• Problem requirements
Reproduce the entries from the first one down through the one containing "- paragraph-line: а)", changing "поверхностный наклеп" to "поверхностное упрочнение" and leaving everything else untouched.

------ Given data ------

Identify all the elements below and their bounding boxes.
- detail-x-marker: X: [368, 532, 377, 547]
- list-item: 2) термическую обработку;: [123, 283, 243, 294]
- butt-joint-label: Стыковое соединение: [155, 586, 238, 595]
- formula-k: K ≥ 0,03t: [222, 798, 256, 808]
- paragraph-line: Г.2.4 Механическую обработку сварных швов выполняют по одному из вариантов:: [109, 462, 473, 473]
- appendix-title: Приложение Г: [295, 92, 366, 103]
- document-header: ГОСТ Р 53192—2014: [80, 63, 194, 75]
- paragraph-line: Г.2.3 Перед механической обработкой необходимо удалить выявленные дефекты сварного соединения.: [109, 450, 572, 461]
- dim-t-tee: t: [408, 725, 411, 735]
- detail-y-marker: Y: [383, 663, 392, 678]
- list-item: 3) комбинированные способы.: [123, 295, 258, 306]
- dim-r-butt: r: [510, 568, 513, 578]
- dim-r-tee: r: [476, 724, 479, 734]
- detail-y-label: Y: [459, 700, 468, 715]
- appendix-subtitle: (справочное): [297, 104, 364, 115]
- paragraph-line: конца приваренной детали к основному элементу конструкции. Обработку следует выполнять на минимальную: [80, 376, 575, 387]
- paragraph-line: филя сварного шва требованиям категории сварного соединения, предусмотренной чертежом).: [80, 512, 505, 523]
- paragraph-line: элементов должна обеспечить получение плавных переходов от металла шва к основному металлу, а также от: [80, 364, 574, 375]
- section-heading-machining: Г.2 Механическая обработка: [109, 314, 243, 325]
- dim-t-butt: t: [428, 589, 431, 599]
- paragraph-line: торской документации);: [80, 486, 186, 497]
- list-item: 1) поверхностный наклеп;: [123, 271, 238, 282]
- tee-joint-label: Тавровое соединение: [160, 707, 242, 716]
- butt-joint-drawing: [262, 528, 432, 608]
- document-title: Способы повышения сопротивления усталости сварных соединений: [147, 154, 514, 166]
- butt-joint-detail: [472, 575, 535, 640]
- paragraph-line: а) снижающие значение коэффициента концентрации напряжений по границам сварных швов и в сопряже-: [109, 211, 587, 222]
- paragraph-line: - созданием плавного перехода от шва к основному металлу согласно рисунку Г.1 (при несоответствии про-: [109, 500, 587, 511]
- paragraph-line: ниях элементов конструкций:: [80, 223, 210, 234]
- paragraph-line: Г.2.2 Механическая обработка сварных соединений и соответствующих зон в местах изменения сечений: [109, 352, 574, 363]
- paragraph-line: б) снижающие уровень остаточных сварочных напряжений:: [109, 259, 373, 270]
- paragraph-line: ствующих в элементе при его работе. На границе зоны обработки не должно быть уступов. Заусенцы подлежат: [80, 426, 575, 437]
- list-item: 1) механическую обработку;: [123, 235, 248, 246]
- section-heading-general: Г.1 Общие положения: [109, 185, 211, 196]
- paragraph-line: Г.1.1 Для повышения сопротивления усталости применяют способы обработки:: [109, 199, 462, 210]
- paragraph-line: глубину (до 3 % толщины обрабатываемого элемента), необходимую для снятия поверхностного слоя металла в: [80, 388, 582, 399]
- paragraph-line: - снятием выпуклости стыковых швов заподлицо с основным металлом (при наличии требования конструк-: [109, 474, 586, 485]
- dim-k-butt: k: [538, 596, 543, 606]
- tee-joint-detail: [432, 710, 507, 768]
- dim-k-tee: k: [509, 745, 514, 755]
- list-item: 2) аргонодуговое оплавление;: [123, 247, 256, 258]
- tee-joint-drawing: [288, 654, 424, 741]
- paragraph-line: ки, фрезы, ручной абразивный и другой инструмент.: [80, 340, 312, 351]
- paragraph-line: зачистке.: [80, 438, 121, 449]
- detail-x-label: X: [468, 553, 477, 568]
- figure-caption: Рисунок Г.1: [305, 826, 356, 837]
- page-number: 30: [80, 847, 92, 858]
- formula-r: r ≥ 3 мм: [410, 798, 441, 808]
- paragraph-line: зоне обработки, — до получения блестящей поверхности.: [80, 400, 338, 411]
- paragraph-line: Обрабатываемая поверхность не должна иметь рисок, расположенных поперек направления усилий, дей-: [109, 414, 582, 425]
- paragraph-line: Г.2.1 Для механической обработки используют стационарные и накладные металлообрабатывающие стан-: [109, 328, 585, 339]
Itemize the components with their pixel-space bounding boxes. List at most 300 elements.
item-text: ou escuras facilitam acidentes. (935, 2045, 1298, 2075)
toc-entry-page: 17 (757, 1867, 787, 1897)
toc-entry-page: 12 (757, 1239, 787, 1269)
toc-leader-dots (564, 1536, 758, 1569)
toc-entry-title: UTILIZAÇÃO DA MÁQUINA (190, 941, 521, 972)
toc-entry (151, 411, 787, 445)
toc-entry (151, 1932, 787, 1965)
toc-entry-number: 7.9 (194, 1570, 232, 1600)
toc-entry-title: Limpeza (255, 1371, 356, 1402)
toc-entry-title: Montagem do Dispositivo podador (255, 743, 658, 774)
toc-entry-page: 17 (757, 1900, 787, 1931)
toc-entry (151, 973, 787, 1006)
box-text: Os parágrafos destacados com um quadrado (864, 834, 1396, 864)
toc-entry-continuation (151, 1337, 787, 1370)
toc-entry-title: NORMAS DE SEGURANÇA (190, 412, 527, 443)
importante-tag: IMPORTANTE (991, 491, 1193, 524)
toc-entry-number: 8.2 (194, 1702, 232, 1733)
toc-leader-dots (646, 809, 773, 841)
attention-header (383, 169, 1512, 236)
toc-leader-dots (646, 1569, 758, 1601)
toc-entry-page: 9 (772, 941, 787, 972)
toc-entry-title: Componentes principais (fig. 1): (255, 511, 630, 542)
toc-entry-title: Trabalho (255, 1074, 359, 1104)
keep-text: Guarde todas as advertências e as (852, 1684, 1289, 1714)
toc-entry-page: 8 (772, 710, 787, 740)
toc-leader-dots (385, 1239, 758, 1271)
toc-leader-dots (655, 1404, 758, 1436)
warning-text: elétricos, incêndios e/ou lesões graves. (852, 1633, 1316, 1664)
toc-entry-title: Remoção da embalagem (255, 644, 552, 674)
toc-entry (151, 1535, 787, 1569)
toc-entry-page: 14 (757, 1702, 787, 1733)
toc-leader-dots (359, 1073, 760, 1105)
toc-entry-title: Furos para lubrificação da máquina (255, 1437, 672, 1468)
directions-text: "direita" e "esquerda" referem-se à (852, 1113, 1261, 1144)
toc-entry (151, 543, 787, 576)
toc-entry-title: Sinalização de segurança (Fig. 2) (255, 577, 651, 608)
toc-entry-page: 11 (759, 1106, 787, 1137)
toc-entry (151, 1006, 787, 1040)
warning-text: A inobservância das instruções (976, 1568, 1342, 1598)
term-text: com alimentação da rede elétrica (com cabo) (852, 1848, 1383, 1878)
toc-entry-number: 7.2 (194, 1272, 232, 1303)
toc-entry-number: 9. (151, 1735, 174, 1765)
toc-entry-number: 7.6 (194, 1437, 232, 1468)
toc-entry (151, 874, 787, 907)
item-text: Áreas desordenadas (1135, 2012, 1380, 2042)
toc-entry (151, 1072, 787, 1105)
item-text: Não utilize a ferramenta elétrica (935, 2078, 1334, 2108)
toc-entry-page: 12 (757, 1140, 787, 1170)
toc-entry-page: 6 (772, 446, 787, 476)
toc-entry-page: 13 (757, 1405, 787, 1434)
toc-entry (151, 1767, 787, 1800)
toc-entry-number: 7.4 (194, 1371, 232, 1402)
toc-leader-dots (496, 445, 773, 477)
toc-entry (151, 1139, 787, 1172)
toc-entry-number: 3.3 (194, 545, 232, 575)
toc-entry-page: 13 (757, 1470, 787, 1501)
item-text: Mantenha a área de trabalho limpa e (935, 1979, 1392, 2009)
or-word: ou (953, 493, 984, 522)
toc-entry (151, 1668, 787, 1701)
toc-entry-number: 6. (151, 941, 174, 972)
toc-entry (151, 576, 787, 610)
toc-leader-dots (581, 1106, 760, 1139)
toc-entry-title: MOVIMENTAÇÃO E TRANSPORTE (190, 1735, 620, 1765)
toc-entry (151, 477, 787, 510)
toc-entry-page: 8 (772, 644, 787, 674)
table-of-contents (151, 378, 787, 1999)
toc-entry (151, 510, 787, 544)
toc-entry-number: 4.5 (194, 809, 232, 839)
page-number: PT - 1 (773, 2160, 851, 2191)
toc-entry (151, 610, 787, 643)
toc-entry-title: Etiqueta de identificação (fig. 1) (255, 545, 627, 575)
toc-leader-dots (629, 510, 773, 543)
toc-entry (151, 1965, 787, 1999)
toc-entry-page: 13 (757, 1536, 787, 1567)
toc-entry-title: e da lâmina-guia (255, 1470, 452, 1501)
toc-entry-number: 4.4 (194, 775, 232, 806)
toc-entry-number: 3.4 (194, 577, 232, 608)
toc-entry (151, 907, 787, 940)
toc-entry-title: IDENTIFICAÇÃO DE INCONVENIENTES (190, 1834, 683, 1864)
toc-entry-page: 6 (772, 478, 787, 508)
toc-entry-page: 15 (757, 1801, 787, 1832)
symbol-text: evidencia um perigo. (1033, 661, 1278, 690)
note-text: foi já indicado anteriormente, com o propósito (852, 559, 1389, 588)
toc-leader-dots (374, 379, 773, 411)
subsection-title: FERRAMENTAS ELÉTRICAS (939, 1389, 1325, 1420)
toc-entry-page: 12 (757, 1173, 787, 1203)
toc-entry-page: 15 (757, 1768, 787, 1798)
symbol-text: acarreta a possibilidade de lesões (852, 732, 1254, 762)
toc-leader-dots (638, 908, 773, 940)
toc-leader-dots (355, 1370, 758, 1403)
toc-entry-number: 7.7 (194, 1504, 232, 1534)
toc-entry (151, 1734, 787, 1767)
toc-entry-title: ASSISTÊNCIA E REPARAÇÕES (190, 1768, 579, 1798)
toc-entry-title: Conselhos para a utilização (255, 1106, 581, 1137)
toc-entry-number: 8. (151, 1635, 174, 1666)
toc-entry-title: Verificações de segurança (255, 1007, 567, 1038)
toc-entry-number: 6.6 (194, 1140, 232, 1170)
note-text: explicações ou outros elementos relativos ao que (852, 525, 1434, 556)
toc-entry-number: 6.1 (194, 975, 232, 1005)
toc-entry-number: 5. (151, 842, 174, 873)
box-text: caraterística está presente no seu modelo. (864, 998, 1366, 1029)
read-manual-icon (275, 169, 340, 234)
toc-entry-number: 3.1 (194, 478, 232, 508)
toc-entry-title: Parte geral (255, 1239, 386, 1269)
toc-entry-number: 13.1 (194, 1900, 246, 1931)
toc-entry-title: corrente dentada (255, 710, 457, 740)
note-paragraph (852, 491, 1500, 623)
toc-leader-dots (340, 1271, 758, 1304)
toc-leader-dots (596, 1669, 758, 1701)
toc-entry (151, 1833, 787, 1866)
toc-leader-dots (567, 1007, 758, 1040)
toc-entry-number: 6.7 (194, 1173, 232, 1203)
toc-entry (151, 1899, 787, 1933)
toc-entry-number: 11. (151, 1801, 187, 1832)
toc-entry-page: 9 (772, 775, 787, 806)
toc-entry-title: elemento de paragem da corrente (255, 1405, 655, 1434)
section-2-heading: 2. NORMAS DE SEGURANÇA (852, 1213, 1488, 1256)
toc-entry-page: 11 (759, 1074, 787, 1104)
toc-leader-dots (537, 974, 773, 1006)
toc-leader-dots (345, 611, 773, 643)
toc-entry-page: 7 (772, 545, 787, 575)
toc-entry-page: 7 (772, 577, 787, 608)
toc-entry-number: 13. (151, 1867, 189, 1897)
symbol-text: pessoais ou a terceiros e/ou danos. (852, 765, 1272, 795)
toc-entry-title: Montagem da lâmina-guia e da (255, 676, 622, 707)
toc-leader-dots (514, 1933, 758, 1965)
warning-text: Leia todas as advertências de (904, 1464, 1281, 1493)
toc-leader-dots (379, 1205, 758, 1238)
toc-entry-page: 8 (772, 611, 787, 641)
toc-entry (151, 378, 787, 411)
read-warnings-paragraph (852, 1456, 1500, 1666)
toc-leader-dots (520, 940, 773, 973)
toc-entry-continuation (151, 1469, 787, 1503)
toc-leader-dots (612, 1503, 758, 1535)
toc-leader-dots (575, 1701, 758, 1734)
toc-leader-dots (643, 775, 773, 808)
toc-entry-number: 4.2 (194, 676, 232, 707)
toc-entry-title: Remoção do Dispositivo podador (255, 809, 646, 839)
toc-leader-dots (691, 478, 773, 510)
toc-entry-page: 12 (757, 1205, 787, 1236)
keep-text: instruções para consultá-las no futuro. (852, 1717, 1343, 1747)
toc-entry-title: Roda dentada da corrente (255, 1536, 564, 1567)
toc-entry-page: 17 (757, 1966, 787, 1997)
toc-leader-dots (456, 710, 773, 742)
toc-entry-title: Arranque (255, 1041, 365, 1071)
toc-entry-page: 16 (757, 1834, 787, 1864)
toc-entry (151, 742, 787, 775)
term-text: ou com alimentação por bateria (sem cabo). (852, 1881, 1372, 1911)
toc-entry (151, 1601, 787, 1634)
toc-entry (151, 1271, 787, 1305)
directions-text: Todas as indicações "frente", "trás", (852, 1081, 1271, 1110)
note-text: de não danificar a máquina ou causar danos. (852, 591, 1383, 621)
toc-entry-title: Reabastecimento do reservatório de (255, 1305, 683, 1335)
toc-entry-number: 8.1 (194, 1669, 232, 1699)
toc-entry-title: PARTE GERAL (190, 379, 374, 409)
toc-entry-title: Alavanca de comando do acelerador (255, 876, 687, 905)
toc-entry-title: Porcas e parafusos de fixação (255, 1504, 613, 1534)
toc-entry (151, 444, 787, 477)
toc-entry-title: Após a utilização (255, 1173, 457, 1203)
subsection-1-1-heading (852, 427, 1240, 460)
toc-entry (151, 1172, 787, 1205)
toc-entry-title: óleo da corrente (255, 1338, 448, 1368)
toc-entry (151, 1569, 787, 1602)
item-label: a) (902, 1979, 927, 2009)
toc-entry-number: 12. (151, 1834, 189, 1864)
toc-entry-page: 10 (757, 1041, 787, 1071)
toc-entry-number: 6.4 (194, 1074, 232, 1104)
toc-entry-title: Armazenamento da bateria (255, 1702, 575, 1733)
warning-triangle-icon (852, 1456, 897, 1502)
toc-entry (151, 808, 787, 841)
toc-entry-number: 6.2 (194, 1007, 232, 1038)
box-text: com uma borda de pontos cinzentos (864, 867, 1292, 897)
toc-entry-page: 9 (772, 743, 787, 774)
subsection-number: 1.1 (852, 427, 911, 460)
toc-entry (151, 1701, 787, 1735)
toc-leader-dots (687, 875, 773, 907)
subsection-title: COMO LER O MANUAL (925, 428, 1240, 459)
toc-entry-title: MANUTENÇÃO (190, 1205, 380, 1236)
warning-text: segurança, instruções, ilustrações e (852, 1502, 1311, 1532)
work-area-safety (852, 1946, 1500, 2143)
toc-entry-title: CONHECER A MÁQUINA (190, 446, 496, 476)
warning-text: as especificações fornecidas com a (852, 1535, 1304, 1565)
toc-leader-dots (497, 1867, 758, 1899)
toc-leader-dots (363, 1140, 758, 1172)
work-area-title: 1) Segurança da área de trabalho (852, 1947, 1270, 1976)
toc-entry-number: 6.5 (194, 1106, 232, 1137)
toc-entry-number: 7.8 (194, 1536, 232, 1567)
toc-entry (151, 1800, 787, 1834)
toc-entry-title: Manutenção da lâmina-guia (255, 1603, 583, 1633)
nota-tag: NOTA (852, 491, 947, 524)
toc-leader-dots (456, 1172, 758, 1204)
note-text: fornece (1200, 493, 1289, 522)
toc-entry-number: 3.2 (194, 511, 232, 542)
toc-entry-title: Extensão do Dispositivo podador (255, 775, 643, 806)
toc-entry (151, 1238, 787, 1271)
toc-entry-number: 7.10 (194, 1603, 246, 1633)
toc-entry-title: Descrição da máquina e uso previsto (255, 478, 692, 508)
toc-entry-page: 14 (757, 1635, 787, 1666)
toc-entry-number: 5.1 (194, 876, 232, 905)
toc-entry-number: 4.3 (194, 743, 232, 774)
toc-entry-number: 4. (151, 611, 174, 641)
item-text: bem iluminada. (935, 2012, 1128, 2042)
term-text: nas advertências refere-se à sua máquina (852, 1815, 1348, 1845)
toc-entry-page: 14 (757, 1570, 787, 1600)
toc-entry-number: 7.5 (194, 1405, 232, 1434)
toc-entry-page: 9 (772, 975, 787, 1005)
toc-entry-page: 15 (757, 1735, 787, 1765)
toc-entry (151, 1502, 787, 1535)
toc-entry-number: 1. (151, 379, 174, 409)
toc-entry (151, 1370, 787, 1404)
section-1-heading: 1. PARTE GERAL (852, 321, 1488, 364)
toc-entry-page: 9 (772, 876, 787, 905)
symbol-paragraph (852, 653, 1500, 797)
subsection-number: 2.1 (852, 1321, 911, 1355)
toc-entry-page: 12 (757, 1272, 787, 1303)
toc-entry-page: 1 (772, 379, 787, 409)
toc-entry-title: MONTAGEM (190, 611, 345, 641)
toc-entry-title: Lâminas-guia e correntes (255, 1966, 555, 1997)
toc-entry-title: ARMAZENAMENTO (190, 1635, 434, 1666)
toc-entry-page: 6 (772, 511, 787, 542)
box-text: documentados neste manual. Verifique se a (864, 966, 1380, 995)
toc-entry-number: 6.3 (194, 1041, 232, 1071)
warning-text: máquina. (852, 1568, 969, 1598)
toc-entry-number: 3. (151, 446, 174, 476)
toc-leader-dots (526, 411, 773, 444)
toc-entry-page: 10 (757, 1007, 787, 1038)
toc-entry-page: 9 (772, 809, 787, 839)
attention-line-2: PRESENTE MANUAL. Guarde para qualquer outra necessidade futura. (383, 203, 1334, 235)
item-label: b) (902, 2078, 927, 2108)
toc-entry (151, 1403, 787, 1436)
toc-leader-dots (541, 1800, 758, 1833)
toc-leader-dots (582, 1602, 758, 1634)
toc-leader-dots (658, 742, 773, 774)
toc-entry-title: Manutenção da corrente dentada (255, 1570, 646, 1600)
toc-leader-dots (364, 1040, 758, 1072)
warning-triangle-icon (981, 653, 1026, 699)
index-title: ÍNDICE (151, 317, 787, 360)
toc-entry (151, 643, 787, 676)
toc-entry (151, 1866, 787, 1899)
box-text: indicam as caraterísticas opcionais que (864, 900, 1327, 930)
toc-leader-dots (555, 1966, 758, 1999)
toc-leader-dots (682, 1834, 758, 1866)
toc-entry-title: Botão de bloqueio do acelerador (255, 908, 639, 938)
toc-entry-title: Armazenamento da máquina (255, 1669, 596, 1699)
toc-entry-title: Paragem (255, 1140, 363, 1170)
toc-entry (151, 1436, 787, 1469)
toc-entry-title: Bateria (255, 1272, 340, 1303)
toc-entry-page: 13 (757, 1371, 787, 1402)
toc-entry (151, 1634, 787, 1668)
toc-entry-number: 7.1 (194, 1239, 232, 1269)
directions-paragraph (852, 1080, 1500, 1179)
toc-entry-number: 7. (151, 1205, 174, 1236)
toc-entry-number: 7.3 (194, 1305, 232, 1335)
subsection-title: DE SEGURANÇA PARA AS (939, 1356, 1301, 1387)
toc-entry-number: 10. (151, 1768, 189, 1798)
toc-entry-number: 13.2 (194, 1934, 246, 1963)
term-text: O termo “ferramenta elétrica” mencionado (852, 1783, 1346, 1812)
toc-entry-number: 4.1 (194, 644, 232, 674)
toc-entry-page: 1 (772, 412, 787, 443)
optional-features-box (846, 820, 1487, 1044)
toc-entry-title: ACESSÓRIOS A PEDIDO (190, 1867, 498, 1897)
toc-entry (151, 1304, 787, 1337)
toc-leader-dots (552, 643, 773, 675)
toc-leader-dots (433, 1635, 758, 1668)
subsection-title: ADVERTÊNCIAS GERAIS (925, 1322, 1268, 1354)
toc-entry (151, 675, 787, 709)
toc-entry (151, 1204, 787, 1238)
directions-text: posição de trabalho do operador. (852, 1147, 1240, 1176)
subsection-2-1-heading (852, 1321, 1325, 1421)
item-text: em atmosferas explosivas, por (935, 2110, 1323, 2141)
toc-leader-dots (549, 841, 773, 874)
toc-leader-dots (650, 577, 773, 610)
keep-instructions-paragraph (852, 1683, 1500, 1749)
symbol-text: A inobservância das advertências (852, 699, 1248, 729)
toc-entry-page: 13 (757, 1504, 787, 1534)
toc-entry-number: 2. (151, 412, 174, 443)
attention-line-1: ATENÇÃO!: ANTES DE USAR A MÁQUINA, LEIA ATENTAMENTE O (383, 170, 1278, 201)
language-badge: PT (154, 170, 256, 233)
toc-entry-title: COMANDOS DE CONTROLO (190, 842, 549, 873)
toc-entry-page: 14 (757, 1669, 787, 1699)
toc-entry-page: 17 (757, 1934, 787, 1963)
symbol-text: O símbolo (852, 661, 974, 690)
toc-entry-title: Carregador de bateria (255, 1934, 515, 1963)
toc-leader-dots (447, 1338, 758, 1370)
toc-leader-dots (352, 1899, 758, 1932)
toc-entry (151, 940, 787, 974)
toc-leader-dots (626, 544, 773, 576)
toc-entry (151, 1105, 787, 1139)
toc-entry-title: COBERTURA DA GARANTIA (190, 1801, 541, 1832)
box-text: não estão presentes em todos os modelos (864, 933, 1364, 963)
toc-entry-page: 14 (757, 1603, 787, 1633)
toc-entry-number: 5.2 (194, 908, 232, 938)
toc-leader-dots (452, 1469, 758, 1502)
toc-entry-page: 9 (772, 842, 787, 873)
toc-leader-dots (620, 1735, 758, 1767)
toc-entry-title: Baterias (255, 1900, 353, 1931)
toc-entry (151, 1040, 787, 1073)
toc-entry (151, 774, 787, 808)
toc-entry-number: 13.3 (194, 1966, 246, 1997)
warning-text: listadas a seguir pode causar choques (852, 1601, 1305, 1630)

------

• Worked answer
Identify all the elements below and their bounding boxes.
- detail-x-marker: X: [368, 532, 377, 547]
- list-item: 2) термическую обработку;: [123, 283, 243, 294]
- butt-joint-label: Стыковое соединение: [155, 586, 238, 595]
- formula-k: K ≥ 0,03t: [222, 798, 256, 808]
- paragraph-line: Г.2.4 Механическую обработку сварных швов выполняют по одному из вариантов:: [109, 462, 473, 473]
- appendix-title: Приложение Г: [295, 92, 366, 103]
- document-header: ГОСТ Р 53192—2014: [80, 63, 194, 75]
- paragraph-line: Г.2.3 Перед механической обработкой необходимо удалить выявленные дефекты сварного соединения.: [109, 450, 572, 461]
- dim-t-tee: t: [408, 725, 411, 735]
- detail-y-marker: Y: [383, 663, 392, 678]
- list-item: 3) комбинированные способы.: [123, 295, 258, 306]
- dim-r-butt: r: [510, 568, 513, 578]
- dim-r-tee: r: [476, 724, 479, 734]
- detail-y-label: Y: [459, 700, 468, 715]
- appendix-subtitle: (справочное): [297, 104, 364, 115]
- paragraph-line: конца приваренной детали к основному элементу конструкции. Обработку следует выполнять на минимальную: [80, 376, 575, 387]
- paragraph-line: филя сварного шва требованиям категории сварного соединения, предусмотренной чертежом).: [80, 512, 505, 523]
- paragraph-line: элементов должна обеспечить получение плавных переходов от металла шва к основному металлу, а также от: [80, 364, 574, 375]
- section-heading-machining: Г.2 Механическая обработка: [109, 314, 243, 325]
- dim-t-butt: t: [428, 589, 431, 599]
- paragraph-line: торской документации);: [80, 486, 186, 497]
- list-item: 1) поверхностное упрочнение;: [123, 271, 238, 282]
- tee-joint-label: Тавровое соединение: [160, 707, 242, 716]
- butt-joint-drawing: [262, 528, 432, 608]
- document-title: Способы повышения сопротивления усталости сварных соединений: [147, 154, 514, 166]
- butt-joint-detail: [472, 575, 535, 640]
- paragraph-line: а) снижающие значение коэффициента концентрации напряжений по границам сварных швов и в сопряже-: [109, 211, 587, 222]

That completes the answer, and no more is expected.